## TASK INSTRUCTIONS
Leave out the pictures and repeat the rest of the material exactly.

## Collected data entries
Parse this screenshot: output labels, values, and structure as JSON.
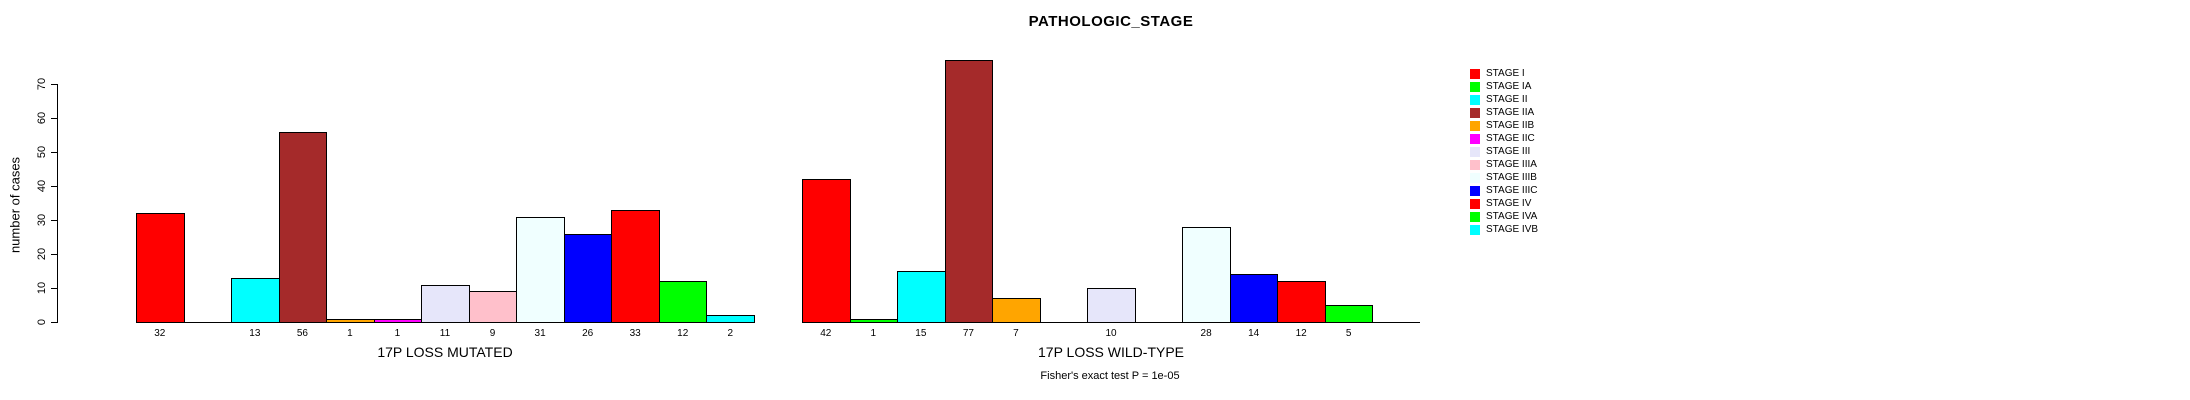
{
  "chart_data": {
    "type": "bar",
    "title": "PATHOLOGIC_STAGE",
    "ylabel": "number of cases",
    "ylim": [
      0,
      70
    ],
    "yticks": [
      0,
      10,
      20,
      30,
      40,
      50,
      60,
      70
    ],
    "grid": false,
    "legend_position": "right",
    "categories": [
      "STAGE I",
      "STAGE IA",
      "STAGE II",
      "STAGE IIA",
      "STAGE IIB",
      "STAGE IIC",
      "STAGE III",
      "STAGE IIIA",
      "STAGE IIIB",
      "STAGE IIIC",
      "STAGE IV",
      "STAGE IVA",
      "STAGE IVB"
    ],
    "colors": [
      "#FF0000",
      "#00FF00",
      "#00FFFF",
      "#A52A2A",
      "#FFA500",
      "#FF00FF",
      "#E6E6FA",
      "#FFC0CB",
      "#F0FFFF",
      "#0000FF",
      "#FF0000",
      "#00FF00",
      "#00FFFF"
    ],
    "series": [
      {
        "name": "17P LOSS MUTATED",
        "values": [
          32,
          0,
          13,
          56,
          1,
          1,
          11,
          9,
          31,
          26,
          33,
          12,
          2
        ]
      },
      {
        "name": "17P LOSS WILD-TYPE",
        "values": [
          42,
          1,
          15,
          77,
          7,
          0,
          10,
          0,
          28,
          14,
          12,
          5,
          0
        ]
      }
    ],
    "bar_labels_shown_for_zero": false,
    "annotation": "Fisher's exact test P = 1e-05"
  }
}
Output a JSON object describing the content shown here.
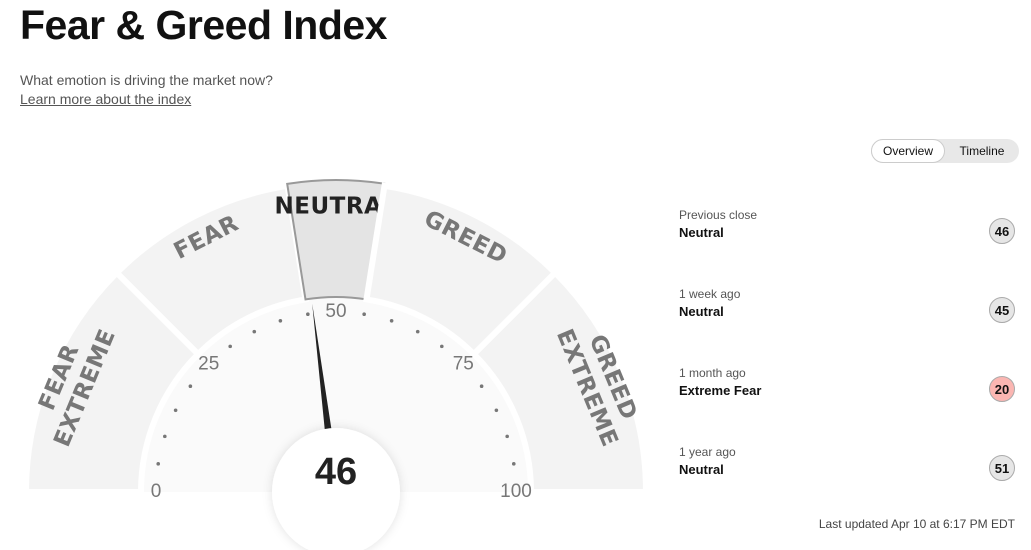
{
  "header": {
    "title": "Fear & Greed Index",
    "subtitle": "What emotion is driving the market now?",
    "link": "Learn more about the index"
  },
  "tabs": [
    "Overview",
    "Timeline"
  ],
  "chart_data": {
    "type": "gauge",
    "value": 46,
    "xlim": [
      0,
      100
    ],
    "xticks": [
      0,
      25,
      50,
      75,
      100
    ],
    "minor_ticks": [
      5,
      10,
      15,
      20,
      30,
      35,
      40,
      45,
      55,
      60,
      65,
      70,
      80,
      85,
      90,
      95
    ],
    "bands": [
      {
        "label": [
          "EXTREME",
          "FEAR"
        ],
        "from": 0,
        "to": 25
      },
      {
        "label": [
          "FEAR"
        ],
        "from": 25,
        "to": 45
      },
      {
        "label": [
          "NEUTRAL"
        ],
        "from": 45,
        "to": 55
      },
      {
        "label": [
          "GREED"
        ],
        "from": 55,
        "to": 75
      },
      {
        "label": [
          "EXTREME",
          "GREED"
        ],
        "from": 75,
        "to": 100
      }
    ]
  },
  "history": [
    {
      "period": "Previous close",
      "rating": "Neutral",
      "value": 46,
      "color": "#e6e6e6"
    },
    {
      "period": "1 week ago",
      "rating": "Neutral",
      "value": 45,
      "color": "#e6e6e6"
    },
    {
      "period": "1 month ago",
      "rating": "Extreme Fear",
      "value": 20,
      "color": "#fbb6b2"
    },
    {
      "period": "1 year ago",
      "rating": "Neutral",
      "value": 51,
      "color": "#e6e6e6"
    }
  ],
  "updated": "Last updated Apr 10 at 6:17 PM EDT"
}
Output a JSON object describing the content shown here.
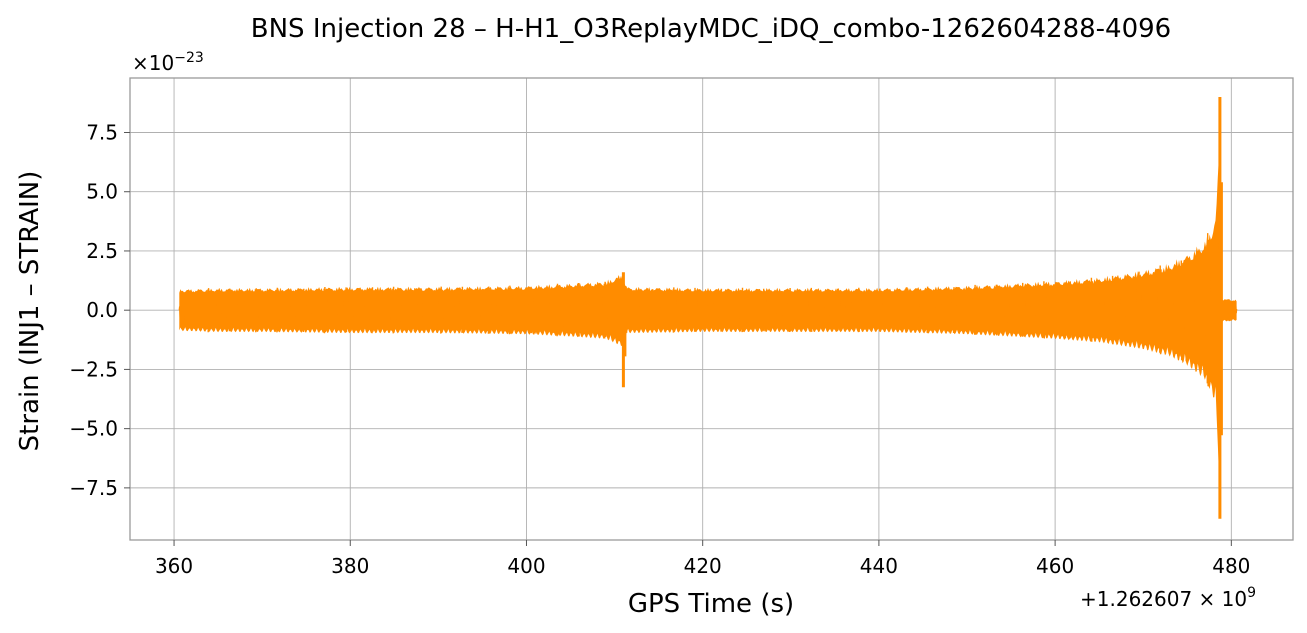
{
  "chart_data": {
    "type": "line",
    "title": "BNS Injection 28 – H-H1_O3ReplayMDC_iDQ_combo-1262604288-4096",
    "xlabel": "GPS Time (s)",
    "ylabel": "Strain (INJ1 – STRAIN)",
    "x_offset_label": "+1.262607 × 10",
    "x_offset_exponent": "9",
    "y_scale_label": "×10",
    "y_scale_exponent": "−23",
    "xlim": [
      355,
      487
    ],
    "ylim": [
      -9.7,
      9.8
    ],
    "xticks": [
      360,
      380,
      400,
      420,
      440,
      460,
      480
    ],
    "xtick_labels": [
      "360",
      "380",
      "400",
      "420",
      "440",
      "460",
      "480"
    ],
    "yticks": [
      -7.5,
      -5.0,
      -2.5,
      0.0,
      2.5,
      5.0,
      7.5
    ],
    "ytick_labels": [
      "−7.5",
      "−5.0",
      "−2.5",
      "0.0",
      "2.5",
      "5.0",
      "7.5"
    ],
    "grid": true,
    "series": [
      {
        "color": "#ff8c00",
        "x_start": 360.6,
        "x_end": 480.6,
        "envelope": [
          [
            360.6,
            0.9
          ],
          [
            365,
            0.95
          ],
          [
            370,
            0.95
          ],
          [
            380,
            1.0
          ],
          [
            390,
            1.0
          ],
          [
            400,
            1.05
          ],
          [
            405,
            1.15
          ],
          [
            409,
            1.25
          ],
          [
            411,
            1.6
          ],
          [
            411.3,
            1.0
          ],
          [
            420,
            0.95
          ],
          [
            430,
            0.95
          ],
          [
            440,
            0.95
          ],
          [
            450,
            1.05
          ],
          [
            455,
            1.15
          ],
          [
            460,
            1.25
          ],
          [
            465,
            1.4
          ],
          [
            470,
            1.7
          ],
          [
            473,
            2.0
          ],
          [
            475,
            2.4
          ],
          [
            477,
            3.0
          ],
          [
            478.2,
            4.0
          ],
          [
            478.5,
            6.0
          ],
          [
            478.7,
            9.0
          ],
          [
            478.85,
            0.5
          ],
          [
            480.6,
            0.45
          ]
        ],
        "spikes": [
          {
            "x": 411.0,
            "y_min": -3.25,
            "y_max": 1.6
          },
          {
            "x": 478.7,
            "y_min": -8.8,
            "y_max": 9.0
          }
        ]
      }
    ]
  }
}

## WRITTEN ANSWER
Parse this screenshot: output labels, values, and structure as JSON.
{
  "chart_data": {
    "type": "bar",
    "title": "PATHOLOGIC_STAGE",
    "ylabel": "number of cases",
    "ylim": [
      0,
      70
    ],
    "yticks": [
      0,
      10,
      20,
      30,
      40,
      50,
      60,
      70
    ],
    "grid": false,
    "legend_position": "right",
    "categories": [
      "STAGE I",
      "STAGE IA",
      "STAGE II",
      "STAGE IIA",
      "STAGE IIB",
      "STAGE IIC",
      "STAGE III",
      "STAGE IIIA",
      "STAGE IIIB",
      "STAGE IIIC",
      "STAGE IV",
      "STAGE IVA",
      "STAGE IVB"
    ],
    "colors": [
      "#FF0000",
      "#00FF00",
      "#00FFFF",
      "#A52A2A",
      "#FFA500",
      "#FF00FF",
      "#E6E6FA",
      "#FFC0CB",
      "#F0FFFF",
      "#0000FF",
      "#FF0000",
      "#00FF00",
      "#00FFFF"
    ],
    "series": [
      {
        "name": "17P LOSS MUTATED",
        "values": [
          32,
          0,
          13,
          56,
          1,
          1,
          11,
          9,
          31,
          26,
          33,
          12,
          2
        ]
      },
      {
        "name": "17P LOSS WILD-TYPE",
        "values": [
          42,
          1,
          15,
          77,
          7,
          0,
          10,
          0,
          28,
          14,
          12,
          5,
          0
        ]
      }
    ],
    "bar_labels_shown_for_zero": false,
    "annotation": "Fisher's exact test P = 1e-05"
  }
}
Output a JSON object describing the content shown here.
{
  "header": {
    "title": "Fear & Greed Index",
    "subtitle": "What emotion is driving the market now?",
    "link": "Learn more about the index"
  },
  "tabs": [
    "Overview",
    "Timeline"
  ],
  "chart_data": {
    "type": "gauge",
    "value": 46,
    "xlim": [
      0,
      100
    ],
    "xticks": [
      0,
      25,
      50,
      75,
      100
    ],
    "minor_ticks": [
      5,
      10,
      15,
      20,
      30,
      35,
      40,
      45,
      55,
      60,
      65,
      70,
      80,
      85,
      90,
      95
    ],
    "bands": [
      {
        "label": [
          "EXTREME",
          "FEAR"
        ],
        "from": 0,
        "to": 25
      },
      {
        "label": [
          "FEAR"
        ],
        "from": 25,
        "to": 45
      },
      {
        "label": [
          "NEUTRAL"
        ],
        "from": 45,
        "to": 55
      },
      {
        "label": [
          "GREED"
        ],
        "from": 55,
        "to": 75
      },
      {
        "label": [
          "EXTREME",
          "GREED"
        ],
        "from": 75,
        "to": 100
      }
    ]
  },
  "history": [
    {
      "period": "Previous close",
      "rating": "Neutral",
      "value": 46,
      "color": "#e6e6e6"
    },
    {
      "period": "1 week ago",
      "rating": "Neutral",
      "value": 45,
      "color": "#e6e6e6"
    },
    {
      "period": "1 month ago",
      "rating": "Extreme Fear",
      "value": 20,
      "color": "#fbb6b2"
    },
    {
      "period": "1 year ago",
      "rating": "Neutral",
      "value": 51,
      "color": "#e6e6e6"
    }
  ],
  "updated": "Last updated Apr 10 at 6:17 PM EDT"
}
Output a JSON object describing the content shown here.
{
  "chart_data": {
    "type": "line",
    "title": "BNS Injection 28 – H-H1_O3ReplayMDC_iDQ_combo-1262604288-4096",
    "xlabel": "GPS Time (s)",
    "ylabel": "Strain (INJ1 – STRAIN)",
    "x_offset_label": "+1.262607 × 10",
    "x_offset_exponent": "9",
    "y_scale_label": "×10",
    "y_scale_exponent": "−23",
    "xlim": [
      355,
      487
    ],
    "ylim": [
      -9.7,
      9.8
    ],
    "xticks": [
      360,
      380,
      400,
      420,
      440,
      460,
      480
    ],
    "xtick_labels": [
      "360",
      "380",
      "400",
      "420",
      "440",
      "460",
      "480"
    ],
    "yticks": [
      -7.5,
      -5.0,
      -2.5,
      0.0,
      2.5,
      5.0,
      7.5
    ],
    "ytick_labels": [
      "−7.5",
      "−5.0",
      "−2.5",
      "0.0",
      "2.5",
      "5.0",
      "7.5"
    ],
    "grid": true,
    "series": [
      {
        "color": "#ff8c00",
        "x_start": 360.6,
        "x_end": 480.6,
        "envelope": [
          [
            360.6,
            0.9
          ],
          [
            365,
            0.95
          ],
          [
            370,
            0.95
          ],
          [
            380,
            1.0
          ],
          [
            390,
            1.0
          ],
          [
            400,
            1.05
          ],
          [
            405,
            1.15
          ],
          [
            409,
            1.25
          ],
          [
            411,
            1.6
          ],
          [
            411.3,
            1.0
          ],
          [
            420,
            0.95
          ],
          [
            430,
            0.95
          ],
          [
            440,
            0.95
          ],
          [
            450,
            1.05
          ],
          [
            455,
            1.15
          ],
          [
            460,
            1.25
          ],
          [
            465,
            1.4
          ],
          [
            470,
            1.7
          ],
          [
            473,
            2.0
          ],
          [
            475,
            2.4
          ],
          [
            477,
            3.0
          ],
          [
            478.2,
            4.0
          ],
          [
            478.5,
            6.0
          ],
          [
            478.7,
            9.0
          ],
          [
            478.85,
            0.5
          ],
          [
            480.6,
            0.45
          ]
        ],
        "spikes": [
          {
            "x": 411.0,
            "y_min": -3.25,
            "y_max": 1.6
          },
          {
            "x": 478.7,
            "y_min": -8.8,
            "y_max": 9.0
          }
        ]
      }
    ]
  }
}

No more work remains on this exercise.